▼

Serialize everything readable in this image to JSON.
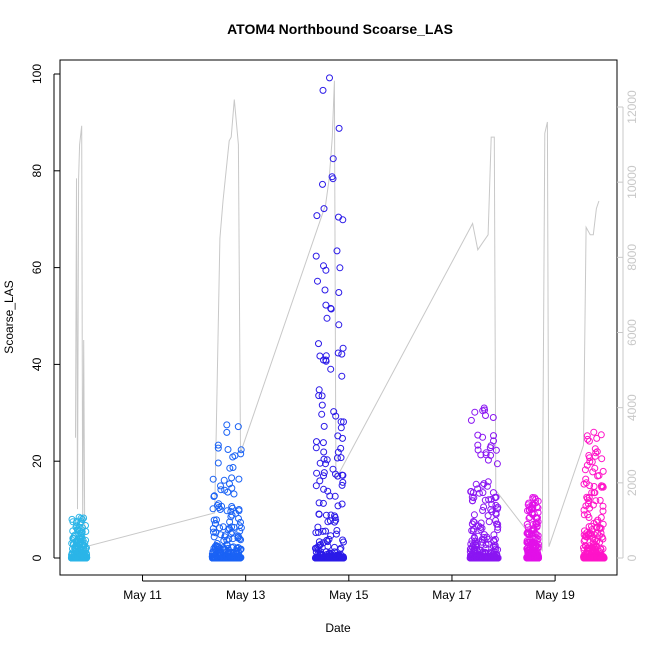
{
  "chart_data": {
    "type": "scatter",
    "title": "ATOM4 Northbound Scoarse_LAS",
    "xlabel": "Date",
    "ylabel": "Scoarse_LAS",
    "ylim": [
      0,
      100
    ],
    "y2lim": [
      0,
      12000
    ],
    "grid": false,
    "x_ticks": [
      "May 11",
      "May 13",
      "May 15",
      "May 17",
      "May 19"
    ],
    "y_ticks": [
      0,
      20,
      40,
      60,
      80,
      100
    ],
    "y2_ticks": [
      0,
      2000,
      4000,
      6000,
      8000,
      10000,
      12000
    ],
    "x_tick_days": [
      11,
      13,
      15,
      17,
      19
    ],
    "xlim_days": [
      9.4,
      20.2
    ],
    "secondary_series": {
      "axis": "right",
      "color": "#c8c8c8",
      "points": [
        [
          9.7,
          3200
        ],
        [
          9.72,
          10100
        ],
        [
          9.74,
          1300
        ],
        [
          9.76,
          10100
        ],
        [
          9.78,
          11000
        ],
        [
          9.82,
          11500
        ],
        [
          9.84,
          600
        ],
        [
          9.86,
          5800
        ],
        [
          9.88,
          200
        ],
        [
          9.9,
          300
        ],
        [
          12.4,
          1200
        ],
        [
          12.5,
          8500
        ],
        [
          12.56,
          9500
        ],
        [
          12.62,
          10300
        ],
        [
          12.68,
          11100
        ],
        [
          12.72,
          11200
        ],
        [
          12.78,
          12200
        ],
        [
          12.86,
          11000
        ],
        [
          12.9,
          2800
        ],
        [
          14.55,
          9400
        ],
        [
          14.62,
          10100
        ],
        [
          14.68,
          11200
        ],
        [
          14.72,
          12700
        ],
        [
          14.75,
          2100
        ],
        [
          17.4,
          8900
        ],
        [
          17.5,
          8200
        ],
        [
          17.6,
          8400
        ],
        [
          17.7,
          8600
        ],
        [
          17.76,
          11200
        ],
        [
          17.82,
          11200
        ],
        [
          17.85,
          1800
        ],
        [
          18.75,
          200
        ],
        [
          18.8,
          11300
        ],
        [
          18.85,
          11600
        ],
        [
          18.88,
          300
        ],
        [
          19.55,
          3000
        ],
        [
          19.6,
          8800
        ],
        [
          19.68,
          8600
        ],
        [
          19.74,
          8600
        ],
        [
          19.8,
          9300
        ],
        [
          19.85,
          9500
        ]
      ]
    },
    "clusters": [
      {
        "color": "#2bb5e8",
        "x_range": [
          9.62,
          9.92
        ],
        "y_max": 8.4
      },
      {
        "color": "#1a62f5",
        "x_range": [
          12.35,
          12.92
        ],
        "y_max": 27.5
      },
      {
        "color": "#2b1ae8",
        "x_range": [
          14.35,
          14.9
        ],
        "y_max": 99.2
      },
      {
        "color": "#8a16f2",
        "x_range": [
          17.35,
          17.9
        ],
        "y_max": 31.0
      },
      {
        "color": "#e210e8",
        "x_range": [
          18.45,
          18.68
        ],
        "y_max": 12.5
      },
      {
        "color": "#ff14c8",
        "x_range": [
          19.55,
          19.95
        ],
        "y_max": 26.0
      }
    ],
    "colors": {
      "frame": "#000000",
      "secondary_line": "#c8c8c8",
      "right_axis": "#c8c8c8"
    }
  }
}
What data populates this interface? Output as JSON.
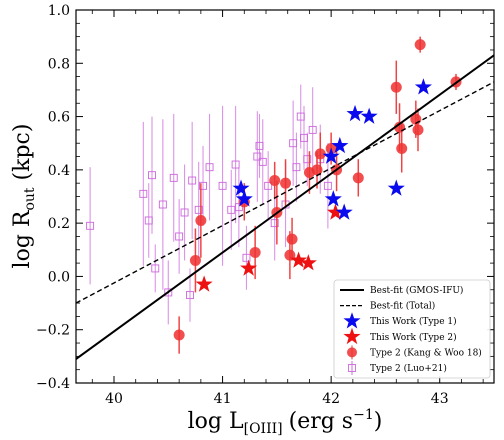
{
  "chart_data": {
    "type": "scatter",
    "title": "",
    "xlabel": "log L",
    "xlabel_sub": "[OIII]",
    "xlabel_unit": "(erg s",
    "xlabel_unit_sup": "−1",
    "xlabel_unit_close": ")",
    "ylabel": "log R",
    "ylabel_sub": "out",
    "ylabel_unit": " (kpc)",
    "xlim": [
      39.65,
      43.5
    ],
    "ylim": [
      -0.4,
      1.0
    ],
    "xticks": [
      40,
      41,
      42,
      43
    ],
    "yticks": [
      -0.4,
      -0.2,
      0.0,
      0.2,
      0.4,
      0.6,
      0.8,
      1.0
    ],
    "xtick_labels": [
      "40",
      "41",
      "42",
      "43"
    ],
    "ytick_labels": [
      "−0.4",
      "−0.2",
      "0.0",
      "0.2",
      "0.4",
      "0.6",
      "0.8",
      "1.0"
    ],
    "grid": false,
    "legend_position": "bottom-right",
    "fits": [
      {
        "name": "Best-fit (GMOS-IFU)",
        "style": "solid",
        "x": [
          39.65,
          43.5
        ],
        "y": [
          -0.31,
          0.83
        ]
      },
      {
        "name": "Best-fit (Total)",
        "style": "dashed",
        "x": [
          39.65,
          43.5
        ],
        "y": [
          -0.1,
          0.73
        ]
      }
    ],
    "series": [
      {
        "name": "This Work (Type 1)",
        "marker": "star",
        "color": "#0a0aee",
        "points": [
          {
            "x": 41.17,
            "y": 0.33
          },
          {
            "x": 41.2,
            "y": 0.29
          },
          {
            "x": 42.0,
            "y": 0.45
          },
          {
            "x": 42.02,
            "y": 0.29
          },
          {
            "x": 42.08,
            "y": 0.49
          },
          {
            "x": 42.12,
            "y": 0.24
          },
          {
            "x": 42.22,
            "y": 0.61
          },
          {
            "x": 42.35,
            "y": 0.6
          },
          {
            "x": 42.6,
            "y": 0.33
          },
          {
            "x": 42.85,
            "y": 0.71
          }
        ]
      },
      {
        "name": "This Work (Type 2)",
        "marker": "star",
        "color": "#ee1111",
        "points": [
          {
            "x": 40.83,
            "y": -0.03
          },
          {
            "x": 41.24,
            "y": 0.03
          },
          {
            "x": 41.7,
            "y": 0.06
          },
          {
            "x": 41.79,
            "y": 0.05
          },
          {
            "x": 42.04,
            "y": 0.24
          }
        ]
      },
      {
        "name": "Type 2 (Kang & Woo 18)",
        "marker": "circle",
        "color": "#ee3030",
        "points": [
          {
            "x": 40.6,
            "y": -0.22,
            "err": 0.07
          },
          {
            "x": 40.75,
            "y": 0.06,
            "err": 0.12
          },
          {
            "x": 40.8,
            "y": 0.21,
            "err": 0.14
          },
          {
            "x": 41.2,
            "y": 0.28,
            "err": 0.07
          },
          {
            "x": 41.3,
            "y": 0.09,
            "err": 0.1
          },
          {
            "x": 41.48,
            "y": 0.36,
            "err": 0.07
          },
          {
            "x": 41.5,
            "y": 0.24,
            "err": 0.12
          },
          {
            "x": 41.58,
            "y": 0.35,
            "err": 0.09
          },
          {
            "x": 41.62,
            "y": 0.08,
            "err": 0.09
          },
          {
            "x": 41.64,
            "y": 0.14,
            "err": 0.08
          },
          {
            "x": 41.8,
            "y": 0.39,
            "err": 0.08
          },
          {
            "x": 41.87,
            "y": 0.4,
            "err": 0.07
          },
          {
            "x": 41.9,
            "y": 0.46,
            "err": 0.08
          },
          {
            "x": 42.0,
            "y": 0.48,
            "err": 0.06
          },
          {
            "x": 42.05,
            "y": 0.4,
            "err": 0.08
          },
          {
            "x": 42.25,
            "y": 0.37,
            "err": 0.07
          },
          {
            "x": 42.6,
            "y": 0.71,
            "err": 0.1
          },
          {
            "x": 42.63,
            "y": 0.56,
            "err": 0.09
          },
          {
            "x": 42.65,
            "y": 0.48,
            "err": 0.09
          },
          {
            "x": 42.78,
            "y": 0.59,
            "err": 0.07
          },
          {
            "x": 42.8,
            "y": 0.55,
            "err": 0.08
          },
          {
            "x": 42.82,
            "y": 0.87,
            "err": 0.03
          },
          {
            "x": 43.15,
            "y": 0.73,
            "err": 0.03
          }
        ]
      },
      {
        "name": "Type 2 (Luo+21)",
        "marker": "open-square",
        "color": "#cc66dd",
        "points": [
          {
            "x": 39.78,
            "y": 0.19,
            "err": 0.22
          },
          {
            "x": 40.27,
            "y": 0.31,
            "err": 0.27
          },
          {
            "x": 40.32,
            "y": 0.21,
            "err": 0.14
          },
          {
            "x": 40.35,
            "y": 0.38,
            "err": 0.22
          },
          {
            "x": 40.38,
            "y": 0.03,
            "err": 0.09
          },
          {
            "x": 40.45,
            "y": 0.27,
            "err": 0.32
          },
          {
            "x": 40.5,
            "y": -0.06,
            "err": 0.12
          },
          {
            "x": 40.55,
            "y": 0.37,
            "err": 0.24
          },
          {
            "x": 40.6,
            "y": 0.15,
            "err": 0.14
          },
          {
            "x": 40.65,
            "y": 0.24,
            "err": 0.18
          },
          {
            "x": 40.7,
            "y": -0.07,
            "err": 0.1
          },
          {
            "x": 40.72,
            "y": 0.36,
            "err": 0.22
          },
          {
            "x": 40.78,
            "y": 0.25,
            "err": 0.18
          },
          {
            "x": 40.82,
            "y": 0.34,
            "err": 0.15
          },
          {
            "x": 40.88,
            "y": 0.41,
            "err": 0.2
          },
          {
            "x": 41.0,
            "y": 0.34,
            "err": 0.3
          },
          {
            "x": 41.08,
            "y": 0.25,
            "err": 0.15
          },
          {
            "x": 41.12,
            "y": 0.42,
            "err": 0.22
          },
          {
            "x": 41.15,
            "y": 0.26,
            "err": 0.15
          },
          {
            "x": 41.22,
            "y": 0.07,
            "err": 0.12
          },
          {
            "x": 41.32,
            "y": 0.45,
            "err": 0.17
          },
          {
            "x": 41.34,
            "y": 0.49,
            "err": 0.12
          },
          {
            "x": 41.37,
            "y": 0.43,
            "err": 0.16
          },
          {
            "x": 41.42,
            "y": 0.34,
            "err": 0.13
          },
          {
            "x": 41.48,
            "y": 0.2,
            "err": 0.14
          },
          {
            "x": 41.58,
            "y": 0.27,
            "err": 0.16
          },
          {
            "x": 41.65,
            "y": 0.5,
            "err": 0.16
          },
          {
            "x": 41.68,
            "y": 0.41,
            "err": 0.13
          },
          {
            "x": 41.72,
            "y": 0.6,
            "err": 0.12
          },
          {
            "x": 41.75,
            "y": 0.52,
            "err": 0.12
          },
          {
            "x": 41.78,
            "y": 0.44,
            "err": 0.1
          },
          {
            "x": 41.83,
            "y": 0.55,
            "err": 0.16
          },
          {
            "x": 41.9,
            "y": 0.44,
            "err": 0.13
          },
          {
            "x": 41.97,
            "y": 0.34,
            "err": 0.16
          }
        ]
      }
    ]
  }
}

▲

For this exercise, gather every line of the data that contains the word "Work".

• **Task solution**:
        "name": "This Work (Type 1)",
        "name": "This Work (Type 2)",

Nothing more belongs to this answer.